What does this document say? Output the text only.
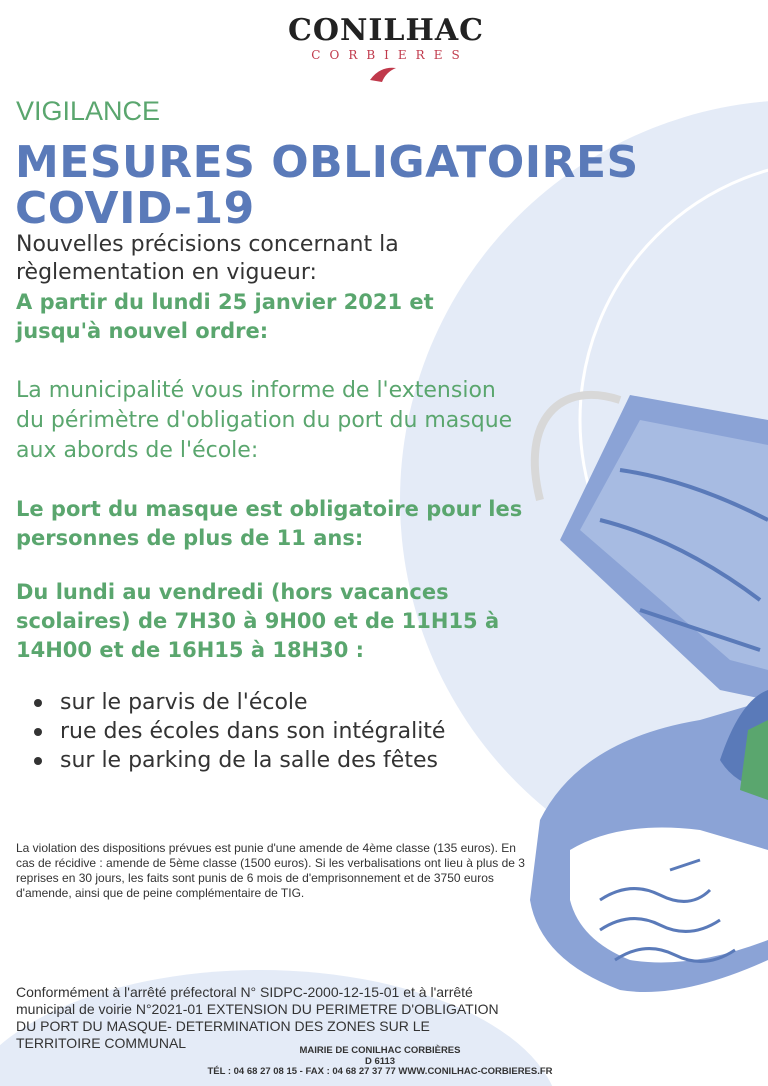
CONILHAC
CORBIERES
VIGILANCE
MESURES OBLIGATOIRES
COVID-19
Nouvelles précisions concernant la règlementation en vigueur:
A partir du lundi 25 janvier 2021 et jusqu'à nouvel ordre:
La municipalité vous informe de l'extension du périmètre d'obligation du port du masque aux abords de l'école:
Le port du masque est obligatoire pour les personnes de plus de 11 ans:
Du lundi au vendredi (hors vacances scolaires) de 7H30 à 9H00 et de 11H15 à 14H00 et de 16H15 à 18H30 :
sur le parvis de l'école
rue des écoles dans son intégralité
sur le parking de la salle des fêtes
La violation des dispositions prévues est punie d'une amende de 4ème classe (135 euros). En cas de récidive : amende de 5ème classe (1500 euros). Si les verbalisations ont lieu à plus de 3 reprises en 30 jours, les faits sont punis de 6 mois de d'emprisonnement et de 3750 euros d'amende, ainsi que de peine complémentaire de TIG.
Conformément à l'arrêté préfectoral N° SIDPC-2000-12-15-01 et à l'arrêté municipal de voirie N°2021-01 EXTENSION DU PERIMETRE D'OBLIGATION DU PORT DU MASQUE- DETERMINATION DES ZONES SUR LE TERRITOIRE COMMUNAL	MAIRIE DE CONILHAC CORBIÈRES
D 6113
TÉL : 04 68 27 08 15 - FAX : 04 68 27 37 77 WWW.CONILHAC-CORBIERES.FR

WHAT TO WORK ON.
Output the material word for word, omitting its pictures.

RESULT FOR THIS EXERCISE.
What does this document say? Output the text only.
CONILHAC
CORBIERES
VIGILANCE
MESURES OBLIGATOIRES
COVID-19
Nouvelles précisions concernant la règlementation en vigueur:
A partir du lundi 25 janvier 2021 et jusqu'à nouvel ordre:
La municipalité vous informe de l'extension du périmètre d'obligation du port du masque aux abords de l'école:
Le port du masque est obligatoire pour les personnes de plus de 11 ans:
Du lundi au vendredi (hors vacances scolaires) de 7H30 à 9H00 et de 11H15 à 14H00 et de 16H15 à 18H30 :
sur le parvis de l'école
rue des écoles dans son intégralité
sur le parking de la salle des fêtes
La violation des dispositions prévues est punie d'une amende de 4ème classe (135 euros). En cas de récidive : amende de 5ème classe (1500 euros). Si les verbalisations ont lieu à plus de 3 reprises en 30 jours, les faits sont punis de 6 mois de d'emprisonnement et de 3750 euros d'amende, ainsi que de peine complémentaire de TIG.
Conformément à l'arrêté préfectoral N° SIDPC-2000-12-15-01 et à l'arrêté municipal de voirie N°2021-01 EXTENSION DU PERIMETRE D'OBLIGATION DU PORT DU MASQUE- DETERMINATION DES ZONES SUR LE TERRITOIRE COMMUNAL	MAIRIE DE CONILHAC CORBIÈRES
D 6113
TÉL : 04 68 27 08 15 - FAX : 04 68 27 37 77 WWW.CONILHAC-CORBIERES.FR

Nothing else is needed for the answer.